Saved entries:
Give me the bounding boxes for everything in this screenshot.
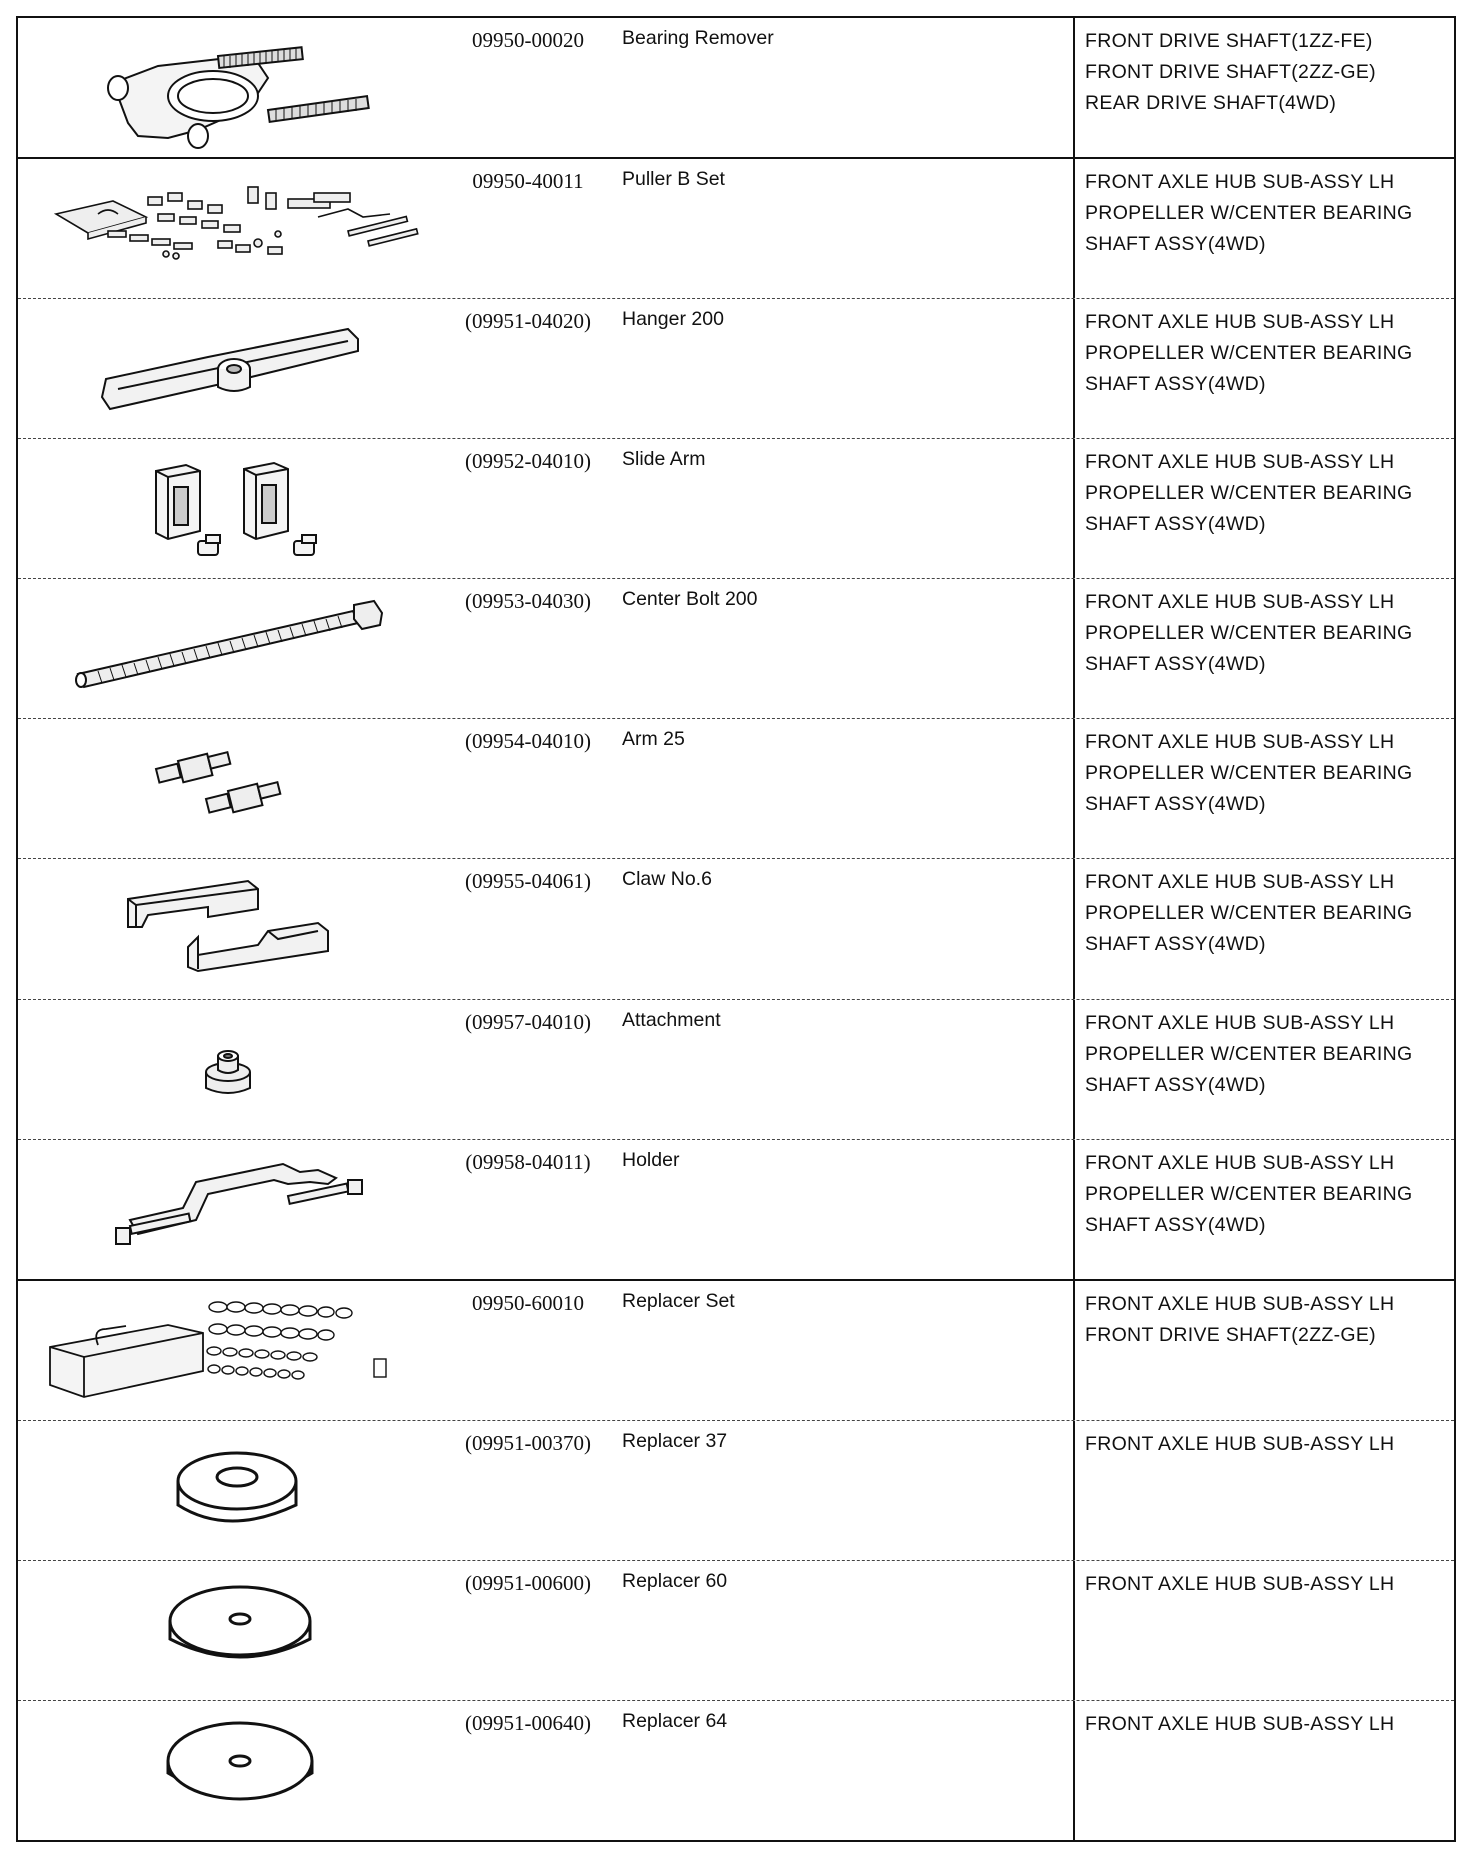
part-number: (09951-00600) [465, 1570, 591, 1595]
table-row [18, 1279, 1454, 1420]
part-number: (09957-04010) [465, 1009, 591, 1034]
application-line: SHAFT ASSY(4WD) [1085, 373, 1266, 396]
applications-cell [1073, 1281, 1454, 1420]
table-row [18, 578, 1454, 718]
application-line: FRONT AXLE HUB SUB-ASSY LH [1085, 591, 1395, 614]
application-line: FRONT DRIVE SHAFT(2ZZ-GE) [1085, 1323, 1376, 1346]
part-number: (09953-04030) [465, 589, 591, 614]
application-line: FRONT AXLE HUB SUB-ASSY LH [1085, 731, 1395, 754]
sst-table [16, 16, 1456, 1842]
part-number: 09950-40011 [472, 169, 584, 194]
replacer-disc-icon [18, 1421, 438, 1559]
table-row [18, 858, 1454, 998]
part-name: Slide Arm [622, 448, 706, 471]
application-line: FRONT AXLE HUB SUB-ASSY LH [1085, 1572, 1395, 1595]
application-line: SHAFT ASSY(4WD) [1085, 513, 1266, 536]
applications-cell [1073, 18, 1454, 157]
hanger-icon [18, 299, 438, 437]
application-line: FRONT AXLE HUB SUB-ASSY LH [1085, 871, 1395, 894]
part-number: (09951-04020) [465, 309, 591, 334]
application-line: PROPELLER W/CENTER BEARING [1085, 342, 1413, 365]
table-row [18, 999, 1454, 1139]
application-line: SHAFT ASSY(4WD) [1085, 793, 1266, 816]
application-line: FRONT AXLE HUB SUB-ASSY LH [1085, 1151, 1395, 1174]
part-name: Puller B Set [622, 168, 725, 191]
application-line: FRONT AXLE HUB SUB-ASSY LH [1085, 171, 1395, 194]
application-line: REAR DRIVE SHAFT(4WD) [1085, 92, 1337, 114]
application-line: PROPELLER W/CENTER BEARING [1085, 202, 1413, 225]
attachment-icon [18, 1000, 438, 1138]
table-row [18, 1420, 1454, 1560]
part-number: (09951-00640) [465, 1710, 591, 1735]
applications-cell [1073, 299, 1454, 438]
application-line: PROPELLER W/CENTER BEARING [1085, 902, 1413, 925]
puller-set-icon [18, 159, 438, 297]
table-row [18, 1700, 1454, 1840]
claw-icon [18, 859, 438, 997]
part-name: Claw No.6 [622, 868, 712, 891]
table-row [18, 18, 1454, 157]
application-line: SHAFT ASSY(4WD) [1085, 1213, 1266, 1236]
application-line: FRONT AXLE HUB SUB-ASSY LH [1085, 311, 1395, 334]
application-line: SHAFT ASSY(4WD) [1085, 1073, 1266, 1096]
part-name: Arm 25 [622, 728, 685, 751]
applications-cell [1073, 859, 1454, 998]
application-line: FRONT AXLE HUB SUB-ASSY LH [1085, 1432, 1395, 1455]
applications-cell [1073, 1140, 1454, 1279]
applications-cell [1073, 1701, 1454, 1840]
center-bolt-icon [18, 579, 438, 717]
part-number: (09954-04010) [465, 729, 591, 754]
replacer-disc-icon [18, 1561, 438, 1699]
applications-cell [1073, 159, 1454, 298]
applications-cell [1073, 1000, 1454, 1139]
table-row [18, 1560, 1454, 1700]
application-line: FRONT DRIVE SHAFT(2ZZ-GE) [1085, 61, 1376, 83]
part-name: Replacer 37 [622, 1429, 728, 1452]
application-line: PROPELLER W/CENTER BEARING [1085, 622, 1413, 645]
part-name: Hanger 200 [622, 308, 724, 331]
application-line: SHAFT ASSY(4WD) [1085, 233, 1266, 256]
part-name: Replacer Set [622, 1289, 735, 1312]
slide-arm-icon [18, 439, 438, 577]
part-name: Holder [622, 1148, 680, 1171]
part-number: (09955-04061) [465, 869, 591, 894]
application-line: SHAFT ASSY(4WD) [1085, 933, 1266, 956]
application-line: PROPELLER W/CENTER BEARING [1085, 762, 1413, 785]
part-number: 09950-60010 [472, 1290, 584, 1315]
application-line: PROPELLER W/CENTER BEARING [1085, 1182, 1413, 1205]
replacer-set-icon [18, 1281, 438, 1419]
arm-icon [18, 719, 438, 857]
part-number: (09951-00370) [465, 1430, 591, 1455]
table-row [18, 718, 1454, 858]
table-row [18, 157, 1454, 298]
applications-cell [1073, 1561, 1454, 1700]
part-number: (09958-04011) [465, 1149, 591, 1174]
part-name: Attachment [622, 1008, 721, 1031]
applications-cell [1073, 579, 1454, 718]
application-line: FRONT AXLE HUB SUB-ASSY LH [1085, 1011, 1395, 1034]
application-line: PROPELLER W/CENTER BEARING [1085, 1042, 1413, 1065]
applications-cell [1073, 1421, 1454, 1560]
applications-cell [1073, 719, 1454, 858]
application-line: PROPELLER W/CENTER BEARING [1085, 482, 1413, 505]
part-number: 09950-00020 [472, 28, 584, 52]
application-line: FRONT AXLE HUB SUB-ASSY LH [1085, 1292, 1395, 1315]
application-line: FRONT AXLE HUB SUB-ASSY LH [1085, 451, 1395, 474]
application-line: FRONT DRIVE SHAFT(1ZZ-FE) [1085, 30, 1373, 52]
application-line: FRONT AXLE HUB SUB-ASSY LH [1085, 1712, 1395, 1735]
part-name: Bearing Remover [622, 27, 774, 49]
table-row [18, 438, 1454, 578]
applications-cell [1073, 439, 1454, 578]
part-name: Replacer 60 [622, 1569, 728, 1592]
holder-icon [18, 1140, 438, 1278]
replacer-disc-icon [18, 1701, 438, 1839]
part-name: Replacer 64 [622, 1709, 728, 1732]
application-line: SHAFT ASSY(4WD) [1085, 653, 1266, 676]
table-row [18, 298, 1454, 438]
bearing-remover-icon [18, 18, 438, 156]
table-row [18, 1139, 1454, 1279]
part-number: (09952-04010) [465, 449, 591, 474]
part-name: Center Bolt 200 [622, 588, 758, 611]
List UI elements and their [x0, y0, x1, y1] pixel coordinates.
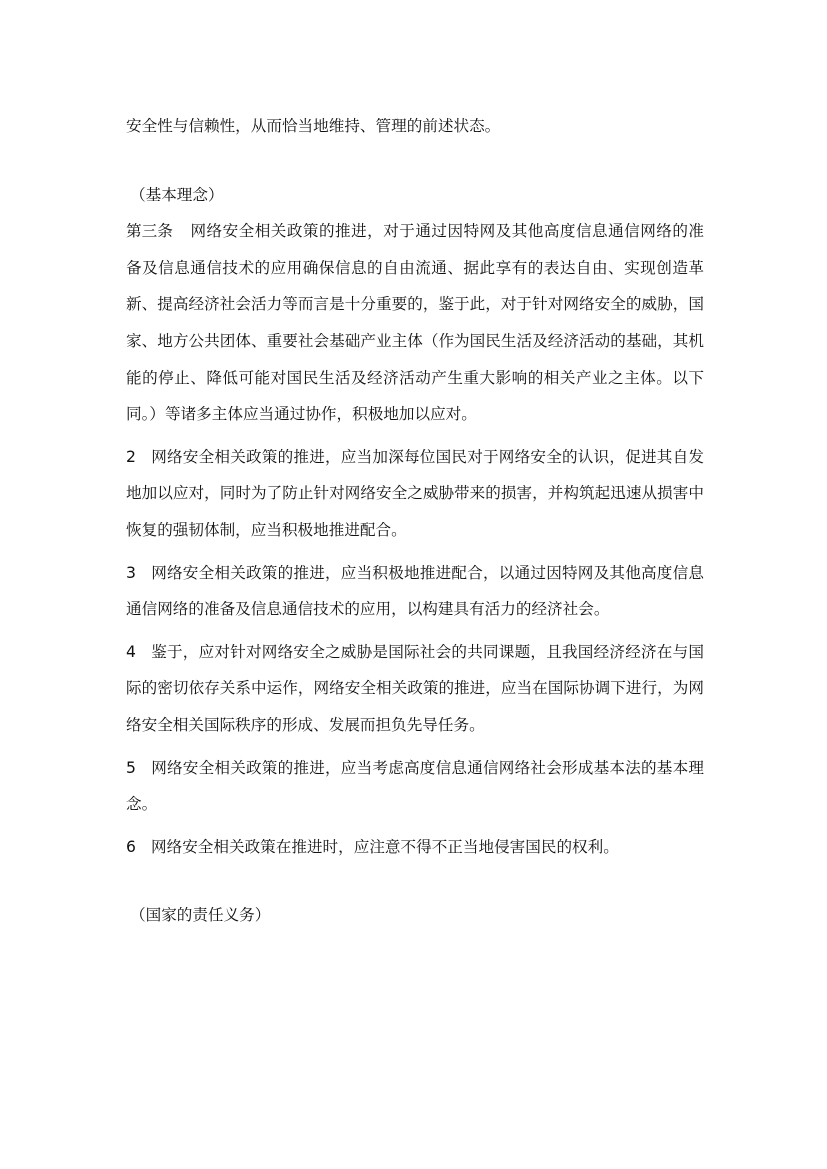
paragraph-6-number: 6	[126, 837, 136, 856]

What you need to do » Copy out every item again with "FRONT AXLE HUB SUB-ASSY LH" swapped for "FRONT AXLE HUB SUB-ASSY RH" and nothing else changed. Leave the pictures out.

Task result »
Give me the bounding boxes for everything in this screenshot.
part-number: (09951-00600) [465, 1570, 591, 1595]
table-row [18, 1279, 1454, 1420]
part-number: (09957-04010) [465, 1009, 591, 1034]
application-line: SHAFT ASSY(4WD) [1085, 373, 1266, 396]
applications-cell [1073, 1281, 1454, 1420]
table-row [18, 578, 1454, 718]
application-line: FRONT AXLE HUB SUB-ASSY RH [1085, 591, 1395, 614]
application-line: FRONT DRIVE SHAFT(2ZZ-GE) [1085, 1323, 1376, 1346]
part-number: (09953-04030) [465, 589, 591, 614]
application-line: FRONT AXLE HUB SUB-ASSY RH [1085, 731, 1395, 754]
sst-table [16, 16, 1456, 1842]
part-number: 09950-40011 [472, 169, 584, 194]
replacer-disc-icon [18, 1421, 438, 1559]
table-row [18, 858, 1454, 998]
part-name: Slide Arm [622, 448, 706, 471]
application-line: FRONT AXLE HUB SUB-ASSY RH [1085, 1572, 1395, 1595]
application-line: SHAFT ASSY(4WD) [1085, 513, 1266, 536]
applications-cell [1073, 18, 1454, 157]
hanger-icon [18, 299, 438, 437]
application-line: FRONT AXLE HUB SUB-ASSY RH [1085, 871, 1395, 894]
part-number: (09951-04020) [465, 309, 591, 334]
application-line: PROPELLER W/CENTER BEARING [1085, 342, 1413, 365]
table-row [18, 999, 1454, 1139]
application-line: SHAFT ASSY(4WD) [1085, 793, 1266, 816]
application-line: FRONT AXLE HUB SUB-ASSY RH [1085, 1151, 1395, 1174]
part-name: Puller B Set [622, 168, 725, 191]
application-line: FRONT AXLE HUB SUB-ASSY RH [1085, 171, 1395, 194]
application-line: REAR DRIVE SHAFT(4WD) [1085, 92, 1337, 114]
application-line: PROPELLER W/CENTER BEARING [1085, 202, 1413, 225]
attachment-icon [18, 1000, 438, 1138]
table-row [18, 1420, 1454, 1560]
part-number: (09951-00640) [465, 1710, 591, 1735]
applications-cell [1073, 299, 1454, 438]
application-line: PROPELLER W/CENTER BEARING [1085, 902, 1413, 925]
puller-set-icon [18, 159, 438, 297]
table-row [18, 1700, 1454, 1840]
claw-icon [18, 859, 438, 997]
part-name: Claw No.6 [622, 868, 712, 891]
table-row [18, 18, 1454, 157]
application-line: SHAFT ASSY(4WD) [1085, 1213, 1266, 1236]
application-line: FRONT AXLE HUB SUB-ASSY RH [1085, 311, 1395, 334]
application-line: SHAFT ASSY(4WD) [1085, 1073, 1266, 1096]
part-name: Arm 25 [622, 728, 685, 751]
applications-cell [1073, 859, 1454, 998]
application-line: FRONT AXLE HUB SUB-ASSY RH [1085, 1432, 1395, 1455]
applications-cell [1073, 1140, 1454, 1279]
applications-cell [1073, 1701, 1454, 1840]
center-bolt-icon [18, 579, 438, 717]
part-number: (09954-04010) [465, 729, 591, 754]
replacer-disc-icon [18, 1561, 438, 1699]
applications-cell [1073, 159, 1454, 298]
applications-cell [1073, 1000, 1454, 1139]
table-row [18, 1560, 1454, 1700]
application-line: FRONT DRIVE SHAFT(2ZZ-GE) [1085, 61, 1376, 83]
part-name: Replacer 37 [622, 1429, 728, 1452]
application-line: PROPELLER W/CENTER BEARING [1085, 622, 1413, 645]
part-name: Hanger 200 [622, 308, 724, 331]
application-line: SHAFT ASSY(4WD) [1085, 233, 1266, 256]
part-name: Replacer Set [622, 1289, 735, 1312]
slide-arm-icon [18, 439, 438, 577]
part-name: Holder [622, 1148, 680, 1171]
part-number: (09955-04061) [465, 869, 591, 894]
application-line: SHAFT ASSY(4WD) [1085, 933, 1266, 956]
application-line: PROPELLER W/CENTER BEARING [1085, 762, 1413, 785]
part-number: 09950-60010 [472, 1290, 584, 1315]
application-line: PROPELLER W/CENTER BEARING [1085, 1182, 1413, 1205]
replacer-set-icon [18, 1281, 438, 1419]
arm-icon [18, 719, 438, 857]
part-number: (09951-00370) [465, 1430, 591, 1455]
table-row [18, 718, 1454, 858]
table-row [18, 157, 1454, 298]
applications-cell [1073, 1561, 1454, 1700]
part-number: (09958-04011) [465, 1149, 591, 1174]
part-name: Attachment [622, 1008, 721, 1031]
applications-cell [1073, 579, 1454, 718]
application-line: FRONT AXLE HUB SUB-ASSY RH [1085, 1011, 1395, 1034]
application-line: PROPELLER W/CENTER BEARING [1085, 1042, 1413, 1065]
applications-cell [1073, 1421, 1454, 1560]
applications-cell [1073, 719, 1454, 858]
application-line: PROPELLER W/CENTER BEARING [1085, 482, 1413, 505]
part-number: 09950-00020 [472, 28, 584, 52]
application-line: FRONT AXLE HUB SUB-ASSY RH [1085, 1292, 1395, 1315]
application-line: FRONT AXLE HUB SUB-ASSY RH [1085, 451, 1395, 474]
application-line: FRONT DRIVE SHAFT(1ZZ-FE) [1085, 30, 1373, 52]
application-line: FRONT AXLE HUB SUB-ASSY RH [1085, 1712, 1395, 1735]
part-name: Bearing Remover [622, 27, 774, 49]
table-row [18, 438, 1454, 578]
applications-cell [1073, 439, 1454, 578]
part-name: Replacer 60 [622, 1569, 728, 1592]
holder-icon [18, 1140, 438, 1278]
replacer-disc-icon [18, 1701, 438, 1839]
part-name: Replacer 64 [622, 1709, 728, 1732]
application-line: SHAFT ASSY(4WD) [1085, 653, 1266, 676]
table-row [18, 298, 1454, 438]
bearing-remover-icon [18, 18, 438, 156]
table-row [18, 1139, 1454, 1279]
part-number: (09952-04010) [465, 449, 591, 474]
part-name: Center Bolt 200 [622, 588, 758, 611]
List UI elements and their [x0, y0, x1, y1] pixel coordinates.
paragraph-6-number: 6	[126, 837, 136, 856]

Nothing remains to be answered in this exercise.